— BEGIN Record set —

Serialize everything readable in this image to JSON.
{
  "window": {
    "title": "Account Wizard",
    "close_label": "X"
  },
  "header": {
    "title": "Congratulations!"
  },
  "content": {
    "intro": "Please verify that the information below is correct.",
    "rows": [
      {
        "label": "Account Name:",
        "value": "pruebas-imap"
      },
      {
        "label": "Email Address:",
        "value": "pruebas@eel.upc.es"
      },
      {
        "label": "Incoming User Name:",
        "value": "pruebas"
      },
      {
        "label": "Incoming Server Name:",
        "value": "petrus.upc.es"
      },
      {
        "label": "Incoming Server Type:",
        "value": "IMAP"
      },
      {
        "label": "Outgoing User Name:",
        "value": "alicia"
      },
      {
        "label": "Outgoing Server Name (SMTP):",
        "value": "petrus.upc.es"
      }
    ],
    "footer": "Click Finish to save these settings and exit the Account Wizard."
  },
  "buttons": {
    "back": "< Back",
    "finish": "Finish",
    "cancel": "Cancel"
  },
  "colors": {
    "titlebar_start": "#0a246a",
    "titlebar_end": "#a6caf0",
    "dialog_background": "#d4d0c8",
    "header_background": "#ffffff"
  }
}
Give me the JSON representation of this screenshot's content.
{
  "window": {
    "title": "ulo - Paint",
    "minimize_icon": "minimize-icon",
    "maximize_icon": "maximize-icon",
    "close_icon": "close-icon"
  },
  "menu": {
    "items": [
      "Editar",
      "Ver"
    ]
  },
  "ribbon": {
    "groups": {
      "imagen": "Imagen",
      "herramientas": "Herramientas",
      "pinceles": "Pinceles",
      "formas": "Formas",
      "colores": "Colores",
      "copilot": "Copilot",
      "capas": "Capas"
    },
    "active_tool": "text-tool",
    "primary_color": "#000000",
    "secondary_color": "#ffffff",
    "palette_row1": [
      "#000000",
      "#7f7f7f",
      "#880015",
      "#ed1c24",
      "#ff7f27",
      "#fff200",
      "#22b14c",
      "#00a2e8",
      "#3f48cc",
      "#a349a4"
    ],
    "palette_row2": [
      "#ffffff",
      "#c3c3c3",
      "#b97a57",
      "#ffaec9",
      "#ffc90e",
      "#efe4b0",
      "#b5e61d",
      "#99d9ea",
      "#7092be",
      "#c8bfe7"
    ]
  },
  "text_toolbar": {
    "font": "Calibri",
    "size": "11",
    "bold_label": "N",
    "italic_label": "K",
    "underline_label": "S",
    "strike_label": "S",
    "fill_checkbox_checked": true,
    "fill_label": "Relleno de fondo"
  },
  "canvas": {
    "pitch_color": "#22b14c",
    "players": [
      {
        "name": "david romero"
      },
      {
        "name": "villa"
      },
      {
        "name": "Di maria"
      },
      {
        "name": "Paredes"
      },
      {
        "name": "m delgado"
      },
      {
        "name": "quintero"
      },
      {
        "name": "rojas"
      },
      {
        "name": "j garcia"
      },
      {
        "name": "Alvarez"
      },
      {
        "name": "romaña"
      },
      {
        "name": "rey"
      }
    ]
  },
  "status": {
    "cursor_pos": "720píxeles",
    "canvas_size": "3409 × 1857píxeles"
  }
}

— END Record set —

**Requirement**
In the data above, how many lines contain the string "Outgoing"? Answer with the number only.

**Correct result**
2